Fragmento para leer ::
>>>

Me paso el día callejeando hasta bien entrada la noche, acercándome a Sol. Hace dos meses y poco estaba abarrotada de personas celebrando alegremente la llegada de 2020, año que venía con un «regalo» por nadie esperado. Ahora, está vacía, igual que en las últimas campanadas, las de 2021, al prohibirse el acceso a la plaza para evitar contagios. ¡Cómo nos ha cambiado la vida! La Gran Vía está igual, sin nadie.
El alcalde de Madrid, José Luis Martínez-Almeida, aseguró en una entrevista que lo que más le impresionó al recorrer la ciudad durante el confinamiento fue el silencio que había. A mí también me impone, pero sobre todo la ausencia de los ciudadanos que la habitan y la visitan. De la Gran Vía, me acerco a la parte de la M-30 que emerge del subsuelo para invadir, entonces, ‘el césped’ del derruido Calderón.
Del Vicente Calderón solo queda la tribuna, resto de lo que fue el escenario de las tardes de gloria «colchoneras». Pero la imagen refleja otra demolición, la de nuestra sociedad tal como la conocíamos. Porque nada ha vuelto a ser como antes. La mascarilla forma parte de nuestro vestuario, las restricciones de movilidad son continuas y los muertos se cuentan por centenares de miles, algo que nos debiera resultar inaceptable.

<<<

Datos registrados ::
>>>

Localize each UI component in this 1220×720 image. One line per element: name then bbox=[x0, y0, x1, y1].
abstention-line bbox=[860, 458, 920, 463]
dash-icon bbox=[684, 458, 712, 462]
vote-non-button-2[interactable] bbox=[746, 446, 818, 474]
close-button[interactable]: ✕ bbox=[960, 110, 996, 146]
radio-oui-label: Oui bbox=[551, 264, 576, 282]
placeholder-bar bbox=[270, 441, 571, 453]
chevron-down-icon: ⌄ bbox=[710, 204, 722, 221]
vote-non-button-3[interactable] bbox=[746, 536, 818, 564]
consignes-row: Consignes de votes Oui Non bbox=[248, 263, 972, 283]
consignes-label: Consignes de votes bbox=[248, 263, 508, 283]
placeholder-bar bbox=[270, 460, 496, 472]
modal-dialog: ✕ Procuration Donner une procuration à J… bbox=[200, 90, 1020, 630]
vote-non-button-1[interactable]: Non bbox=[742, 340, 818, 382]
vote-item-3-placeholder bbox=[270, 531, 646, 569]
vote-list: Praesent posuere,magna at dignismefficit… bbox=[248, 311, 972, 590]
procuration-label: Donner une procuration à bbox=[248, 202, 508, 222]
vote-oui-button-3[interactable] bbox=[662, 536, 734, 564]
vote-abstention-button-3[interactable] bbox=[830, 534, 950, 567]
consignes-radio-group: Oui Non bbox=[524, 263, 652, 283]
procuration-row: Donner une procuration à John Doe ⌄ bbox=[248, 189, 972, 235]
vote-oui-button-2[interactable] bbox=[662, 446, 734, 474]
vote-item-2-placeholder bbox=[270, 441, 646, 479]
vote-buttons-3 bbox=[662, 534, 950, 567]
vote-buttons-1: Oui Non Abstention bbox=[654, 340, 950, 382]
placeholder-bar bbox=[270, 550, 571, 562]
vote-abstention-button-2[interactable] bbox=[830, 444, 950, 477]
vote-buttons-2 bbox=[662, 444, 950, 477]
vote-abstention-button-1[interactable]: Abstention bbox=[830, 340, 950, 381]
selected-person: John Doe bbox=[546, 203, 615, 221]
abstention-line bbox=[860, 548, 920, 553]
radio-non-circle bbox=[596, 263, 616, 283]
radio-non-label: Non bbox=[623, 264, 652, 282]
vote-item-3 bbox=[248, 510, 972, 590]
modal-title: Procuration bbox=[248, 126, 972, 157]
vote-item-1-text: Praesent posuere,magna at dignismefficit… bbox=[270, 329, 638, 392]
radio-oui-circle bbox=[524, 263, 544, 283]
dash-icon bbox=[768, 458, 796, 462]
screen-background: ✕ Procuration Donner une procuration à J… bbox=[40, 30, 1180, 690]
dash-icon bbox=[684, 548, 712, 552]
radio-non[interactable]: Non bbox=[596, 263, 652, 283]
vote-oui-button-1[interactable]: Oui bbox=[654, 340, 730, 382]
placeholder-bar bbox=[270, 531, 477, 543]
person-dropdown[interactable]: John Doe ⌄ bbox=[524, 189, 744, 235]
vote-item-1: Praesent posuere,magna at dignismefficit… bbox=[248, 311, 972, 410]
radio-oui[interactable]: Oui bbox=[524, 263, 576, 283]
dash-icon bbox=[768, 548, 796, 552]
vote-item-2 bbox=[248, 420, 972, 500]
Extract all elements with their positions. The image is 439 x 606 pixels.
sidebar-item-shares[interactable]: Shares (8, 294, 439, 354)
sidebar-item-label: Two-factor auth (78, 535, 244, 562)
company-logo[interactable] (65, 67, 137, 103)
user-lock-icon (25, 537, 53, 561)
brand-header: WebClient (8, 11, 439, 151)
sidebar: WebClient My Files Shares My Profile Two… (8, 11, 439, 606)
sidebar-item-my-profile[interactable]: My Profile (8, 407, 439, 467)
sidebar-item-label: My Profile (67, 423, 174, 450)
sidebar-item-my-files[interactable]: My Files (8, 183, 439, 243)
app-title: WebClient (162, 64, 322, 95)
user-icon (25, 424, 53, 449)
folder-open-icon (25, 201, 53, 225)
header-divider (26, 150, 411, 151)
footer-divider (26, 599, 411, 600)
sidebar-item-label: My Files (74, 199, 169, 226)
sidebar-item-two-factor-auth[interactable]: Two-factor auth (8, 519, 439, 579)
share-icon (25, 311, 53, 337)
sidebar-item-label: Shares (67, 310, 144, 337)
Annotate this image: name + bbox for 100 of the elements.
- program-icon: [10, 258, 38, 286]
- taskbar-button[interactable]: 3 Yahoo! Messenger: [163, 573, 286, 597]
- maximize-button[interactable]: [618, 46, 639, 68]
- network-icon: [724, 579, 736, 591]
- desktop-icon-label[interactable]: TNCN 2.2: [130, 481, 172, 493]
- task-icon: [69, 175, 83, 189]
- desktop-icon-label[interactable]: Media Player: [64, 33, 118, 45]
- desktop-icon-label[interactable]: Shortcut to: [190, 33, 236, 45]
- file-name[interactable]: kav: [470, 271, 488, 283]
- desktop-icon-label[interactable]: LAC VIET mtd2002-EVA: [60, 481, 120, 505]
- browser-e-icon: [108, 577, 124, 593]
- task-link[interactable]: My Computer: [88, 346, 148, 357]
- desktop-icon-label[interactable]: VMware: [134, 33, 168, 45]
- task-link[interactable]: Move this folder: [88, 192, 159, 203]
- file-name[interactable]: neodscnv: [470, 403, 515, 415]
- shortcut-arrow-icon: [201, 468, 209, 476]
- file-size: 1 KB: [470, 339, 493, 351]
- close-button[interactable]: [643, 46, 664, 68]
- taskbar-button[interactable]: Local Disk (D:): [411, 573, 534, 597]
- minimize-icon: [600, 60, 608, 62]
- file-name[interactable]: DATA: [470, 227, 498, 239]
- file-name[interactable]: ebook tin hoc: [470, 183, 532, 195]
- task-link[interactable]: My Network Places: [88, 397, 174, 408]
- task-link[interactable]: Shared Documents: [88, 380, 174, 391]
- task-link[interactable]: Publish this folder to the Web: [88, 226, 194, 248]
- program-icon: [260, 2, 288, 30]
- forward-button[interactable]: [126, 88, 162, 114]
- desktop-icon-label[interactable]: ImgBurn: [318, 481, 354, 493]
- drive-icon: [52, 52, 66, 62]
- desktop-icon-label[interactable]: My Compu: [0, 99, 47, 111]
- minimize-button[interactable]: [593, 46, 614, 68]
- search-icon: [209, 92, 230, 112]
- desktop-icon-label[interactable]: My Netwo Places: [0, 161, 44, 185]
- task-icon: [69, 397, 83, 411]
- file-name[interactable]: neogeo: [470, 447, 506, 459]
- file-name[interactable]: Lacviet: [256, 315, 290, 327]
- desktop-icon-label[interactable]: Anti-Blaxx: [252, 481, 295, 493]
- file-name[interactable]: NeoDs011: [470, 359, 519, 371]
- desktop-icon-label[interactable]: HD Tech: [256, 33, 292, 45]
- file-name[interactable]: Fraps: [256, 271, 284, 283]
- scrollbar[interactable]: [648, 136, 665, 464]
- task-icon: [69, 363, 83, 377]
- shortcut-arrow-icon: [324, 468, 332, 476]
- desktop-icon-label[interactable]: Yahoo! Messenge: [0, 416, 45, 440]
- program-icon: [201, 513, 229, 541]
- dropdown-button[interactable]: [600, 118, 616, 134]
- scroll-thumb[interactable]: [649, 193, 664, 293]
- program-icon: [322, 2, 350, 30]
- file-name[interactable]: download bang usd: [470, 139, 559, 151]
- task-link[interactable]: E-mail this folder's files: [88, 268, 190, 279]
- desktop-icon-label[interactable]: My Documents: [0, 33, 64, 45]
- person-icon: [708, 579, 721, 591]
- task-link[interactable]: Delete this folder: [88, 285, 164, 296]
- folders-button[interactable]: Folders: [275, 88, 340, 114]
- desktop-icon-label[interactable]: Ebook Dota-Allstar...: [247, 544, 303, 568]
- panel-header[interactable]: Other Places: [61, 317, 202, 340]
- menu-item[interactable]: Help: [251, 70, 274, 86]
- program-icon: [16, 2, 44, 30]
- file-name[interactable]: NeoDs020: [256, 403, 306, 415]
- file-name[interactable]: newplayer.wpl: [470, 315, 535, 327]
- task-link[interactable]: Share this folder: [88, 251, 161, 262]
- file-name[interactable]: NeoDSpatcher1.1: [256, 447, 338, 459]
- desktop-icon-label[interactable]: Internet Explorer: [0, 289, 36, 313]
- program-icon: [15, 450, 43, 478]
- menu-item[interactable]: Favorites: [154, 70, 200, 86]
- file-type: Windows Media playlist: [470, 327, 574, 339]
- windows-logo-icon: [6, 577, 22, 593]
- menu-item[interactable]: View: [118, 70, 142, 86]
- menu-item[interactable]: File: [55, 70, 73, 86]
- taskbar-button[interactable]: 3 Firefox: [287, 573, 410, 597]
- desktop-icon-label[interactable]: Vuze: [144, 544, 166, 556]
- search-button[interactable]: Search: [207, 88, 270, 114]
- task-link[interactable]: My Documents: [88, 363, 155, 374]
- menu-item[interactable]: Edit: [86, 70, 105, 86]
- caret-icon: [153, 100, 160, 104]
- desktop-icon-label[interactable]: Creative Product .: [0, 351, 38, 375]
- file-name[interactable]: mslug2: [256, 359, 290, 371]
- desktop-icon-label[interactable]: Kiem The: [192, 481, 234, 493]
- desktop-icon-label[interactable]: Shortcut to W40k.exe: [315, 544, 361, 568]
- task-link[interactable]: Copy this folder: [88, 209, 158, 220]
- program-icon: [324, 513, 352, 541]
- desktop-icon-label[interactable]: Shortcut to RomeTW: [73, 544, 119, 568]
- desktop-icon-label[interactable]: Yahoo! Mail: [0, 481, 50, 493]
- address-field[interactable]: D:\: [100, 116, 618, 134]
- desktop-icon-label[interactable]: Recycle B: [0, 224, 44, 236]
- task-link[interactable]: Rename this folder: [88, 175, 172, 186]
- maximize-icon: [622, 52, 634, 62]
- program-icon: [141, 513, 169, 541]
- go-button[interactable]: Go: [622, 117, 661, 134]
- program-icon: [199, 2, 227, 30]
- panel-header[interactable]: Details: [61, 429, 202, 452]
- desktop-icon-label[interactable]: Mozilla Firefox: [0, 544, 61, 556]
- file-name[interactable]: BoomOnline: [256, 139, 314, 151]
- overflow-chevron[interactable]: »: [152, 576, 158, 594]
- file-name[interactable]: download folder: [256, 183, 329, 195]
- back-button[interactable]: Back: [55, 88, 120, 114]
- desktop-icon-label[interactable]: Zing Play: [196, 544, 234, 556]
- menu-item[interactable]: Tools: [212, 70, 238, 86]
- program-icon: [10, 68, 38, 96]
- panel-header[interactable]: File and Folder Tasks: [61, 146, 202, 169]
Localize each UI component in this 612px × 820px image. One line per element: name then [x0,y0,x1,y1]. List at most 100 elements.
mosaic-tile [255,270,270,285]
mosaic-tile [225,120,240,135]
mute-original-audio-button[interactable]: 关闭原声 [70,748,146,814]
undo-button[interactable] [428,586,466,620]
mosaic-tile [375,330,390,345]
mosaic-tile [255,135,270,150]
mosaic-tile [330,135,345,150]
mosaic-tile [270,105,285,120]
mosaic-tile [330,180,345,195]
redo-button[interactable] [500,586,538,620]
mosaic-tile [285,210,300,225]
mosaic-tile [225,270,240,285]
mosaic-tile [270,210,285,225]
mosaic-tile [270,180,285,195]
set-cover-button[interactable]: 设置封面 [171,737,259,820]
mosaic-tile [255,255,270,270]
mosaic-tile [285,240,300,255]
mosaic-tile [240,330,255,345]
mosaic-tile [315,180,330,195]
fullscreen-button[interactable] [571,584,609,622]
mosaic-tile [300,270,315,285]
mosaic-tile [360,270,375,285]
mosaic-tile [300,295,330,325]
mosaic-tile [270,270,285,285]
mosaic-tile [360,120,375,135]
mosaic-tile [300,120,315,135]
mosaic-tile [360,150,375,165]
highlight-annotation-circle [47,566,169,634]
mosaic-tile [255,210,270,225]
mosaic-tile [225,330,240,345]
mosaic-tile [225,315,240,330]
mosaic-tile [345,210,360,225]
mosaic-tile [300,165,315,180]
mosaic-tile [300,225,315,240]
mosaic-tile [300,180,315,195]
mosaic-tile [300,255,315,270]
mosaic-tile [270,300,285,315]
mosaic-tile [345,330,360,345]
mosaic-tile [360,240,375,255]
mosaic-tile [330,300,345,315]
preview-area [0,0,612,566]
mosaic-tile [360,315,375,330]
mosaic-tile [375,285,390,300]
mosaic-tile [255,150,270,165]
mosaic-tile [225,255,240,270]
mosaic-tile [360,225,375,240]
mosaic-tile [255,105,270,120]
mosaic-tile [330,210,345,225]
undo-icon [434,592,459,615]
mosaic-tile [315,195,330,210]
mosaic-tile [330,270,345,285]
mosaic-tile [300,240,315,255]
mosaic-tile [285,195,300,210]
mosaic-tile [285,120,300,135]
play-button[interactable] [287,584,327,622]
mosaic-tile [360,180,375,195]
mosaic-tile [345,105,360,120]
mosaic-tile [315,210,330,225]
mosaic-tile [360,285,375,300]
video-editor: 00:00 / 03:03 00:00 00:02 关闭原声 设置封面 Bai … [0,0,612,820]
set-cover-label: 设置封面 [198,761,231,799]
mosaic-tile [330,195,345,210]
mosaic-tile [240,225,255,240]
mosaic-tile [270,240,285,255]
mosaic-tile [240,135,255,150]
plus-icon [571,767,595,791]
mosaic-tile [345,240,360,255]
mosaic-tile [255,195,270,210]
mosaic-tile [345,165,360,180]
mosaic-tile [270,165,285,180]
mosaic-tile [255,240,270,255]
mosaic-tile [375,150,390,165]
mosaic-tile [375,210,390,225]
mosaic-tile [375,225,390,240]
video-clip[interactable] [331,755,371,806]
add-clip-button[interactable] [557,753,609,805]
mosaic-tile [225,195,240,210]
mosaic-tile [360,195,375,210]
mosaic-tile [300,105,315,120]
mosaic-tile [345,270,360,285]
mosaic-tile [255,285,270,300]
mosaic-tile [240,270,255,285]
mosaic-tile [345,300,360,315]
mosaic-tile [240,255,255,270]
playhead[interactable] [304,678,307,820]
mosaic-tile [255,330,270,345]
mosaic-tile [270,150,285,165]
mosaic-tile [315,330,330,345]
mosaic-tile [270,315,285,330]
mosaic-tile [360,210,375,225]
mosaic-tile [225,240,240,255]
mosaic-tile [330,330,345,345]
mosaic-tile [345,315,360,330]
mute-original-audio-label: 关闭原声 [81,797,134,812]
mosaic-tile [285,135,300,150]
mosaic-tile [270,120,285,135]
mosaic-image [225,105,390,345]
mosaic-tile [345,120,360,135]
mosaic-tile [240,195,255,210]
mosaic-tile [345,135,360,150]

<<<

Copia del fragmento sobre Madrid vacío el pasaje que empieza en las palabras "Del Vicente Calderón" y termina tras "debiera resultar inaceptable.", reemplazando "tribuna" por "grada".

Del Vicente Calderón solo queda la grada, resto de lo que fue el escenario de las tardes de gloria «colchoneras». Pero la imagen refleja otra demolición, la de nuestra sociedad tal como la conocíamos. Porque nada ha vuelto a ser como antes. La mascarilla forma parte de nuestro vestuario, las restricciones de movilidad son continuas y los muertos se cuentan por centenares de miles, algo que nos debiera resultar inaceptable.